* SUPPLIED RECORDS *
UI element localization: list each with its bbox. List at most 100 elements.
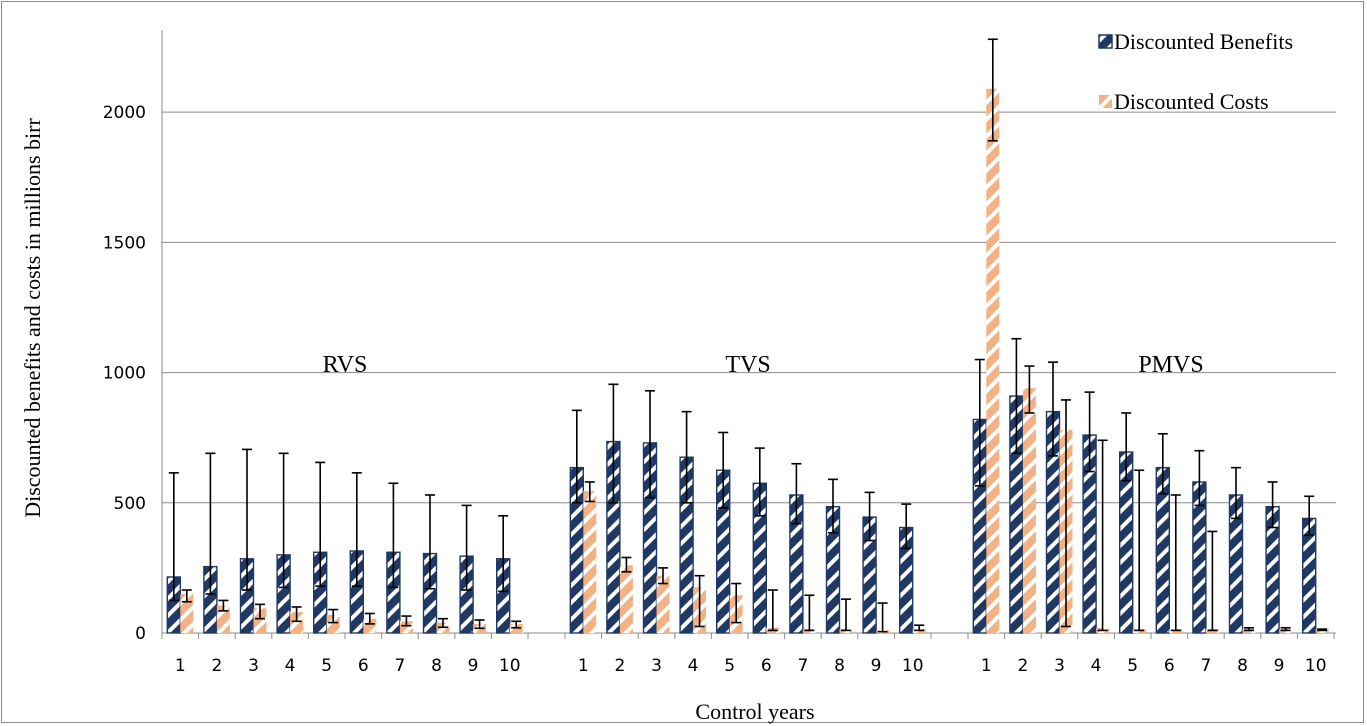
x-tick-label: 3 [651,656,662,676]
benefit-error-bar [315,461,326,587]
legend: Discounted Benefits Discounted Costs [1098,29,1293,114]
cost-bar [583,491,597,633]
error-bars [168,38,1328,633]
cost-error-bar [1170,494,1181,632]
x-tick-label: 7 [1200,656,1211,676]
x-tick-label: 1 [578,656,589,676]
x-tick-label: 1 [175,656,186,676]
cost-error-bar [621,556,632,573]
cost-bar [363,618,377,633]
benefit-error-bar [974,358,985,487]
cost-bar [253,608,267,633]
cost-error-bar [181,589,192,603]
x-tick-label: 8 [431,656,442,676]
x-tick-label: 1 [981,656,992,676]
benefit-error-bar [168,472,179,602]
benefit-error-bar [718,431,729,509]
cost-error-bar [694,574,705,628]
group-label-pmvs: PMVS [1138,352,1203,378]
benefit-error-bar [278,452,289,589]
x-tick-label: 8 [834,656,845,676]
benefit-error-bar [828,478,838,534]
benefit-error-bar [425,494,435,590]
benefit-error-bar [901,503,912,550]
cost-bar [290,612,304,633]
legend-label-benefits: Discounted Benefits [1114,29,1293,54]
cost-error-bar [291,606,302,623]
cost-error-bar [767,589,778,632]
cost-error-bar [328,608,339,624]
cost-error-bar [841,598,851,632]
cost-error-bar [364,612,375,625]
x-axis-title: Control years [695,699,814,724]
x-tick-label: 10 [902,656,924,676]
x-tick-label: 3 [1054,656,1065,676]
cost-error-bar [438,617,448,629]
y-tick-label: 2000 [103,103,146,123]
benefit-error-bar [1121,412,1132,482]
cost-bar [216,605,230,633]
legend-swatch-costs [1099,95,1112,108]
x-tick-label: 4 [688,656,699,676]
cost-error-bar [1244,626,1254,632]
y-tick-label: 0 [135,624,146,644]
cost-error-bar [1061,399,1071,628]
benefit-error-bar [388,482,399,589]
x-tick-label: 2 [211,656,222,676]
legend-label-costs: Discounted Costs [1114,89,1269,114]
benefit-error-bar [681,410,692,504]
cost-error-bar [218,599,229,612]
x-tick-label: 10 [1305,656,1327,676]
cost-bar [986,88,1000,633]
benefit-error-bar [864,491,875,542]
benefit-error-bar [498,515,509,593]
benefit-error-bar [351,472,362,587]
benefit-error-bar [791,462,802,525]
y-tick-label: 1500 [103,233,146,253]
cost-error-bar [1317,628,1328,632]
cost-bar [180,593,194,633]
x-tick-label: 9 [468,656,479,676]
bars [166,88,1329,634]
x-tick-label: 6 [358,656,369,676]
x-tick-label: 7 [394,656,405,676]
benefit-error-bar [1011,337,1022,455]
cost-error-bar [401,615,412,627]
cost-error-bar [804,594,815,632]
cost-error-bar [877,602,888,633]
cost-bar [326,614,340,633]
cost-error-bar [511,620,522,629]
benefit-error-bar [1231,466,1241,520]
benefit-error-bar [205,452,216,595]
cost-error-bar [1207,530,1218,632]
x-tick-label: 7 [797,656,808,676]
benefit-error-bar [571,409,582,504]
cost-bar [399,621,413,633]
benefit-error-bar [1194,449,1205,507]
cost-error-bar [731,582,742,624]
y-tick-label: 1000 [103,364,146,384]
x-tick-label: 4 [285,656,296,676]
cost-bar [619,565,633,633]
benefit-error-bar [608,383,619,504]
x-tick-label: 4 [1091,656,1102,676]
benefit-error-bar [1157,432,1168,495]
cost-error-bar [987,38,998,142]
benefit-error-bar [242,448,252,591]
x-tick-label: 10 [499,656,521,676]
cost-error-bar [1134,469,1145,632]
x-tick-label: 5 [1127,656,1138,676]
group-label-tvs: TVS [725,352,770,378]
legend-swatch-benefits [1098,34,1113,49]
cost-bar [656,575,670,633]
benefit-error-bar [1304,495,1315,537]
cost-error-bar [474,619,485,630]
benefit-error-bar [1267,481,1278,529]
y-tick-label: 500 [114,494,146,514]
x-tick-label: 9 [1274,656,1285,676]
benefit-error-bar [754,447,765,517]
cost-error-bar [1097,439,1108,632]
x-tick-label: 5 [724,656,735,676]
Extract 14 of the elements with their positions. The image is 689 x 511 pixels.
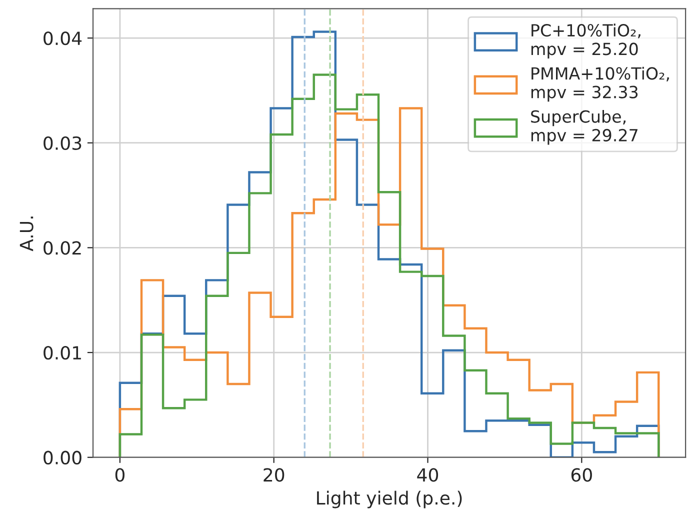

* TASK DETAILS *
Pull out every line in the entries above that contains the string "Discounted". The match is case-sensitive.

* WRITTEN RESPONSE *
legend: Discounted Benefits Discounted Costs [1098,29,1293,114]
legend-label-benefits: Discounted Benefits [1114,29,1293,54]
legend-label-costs: Discounted Costs [1114,89,1269,114]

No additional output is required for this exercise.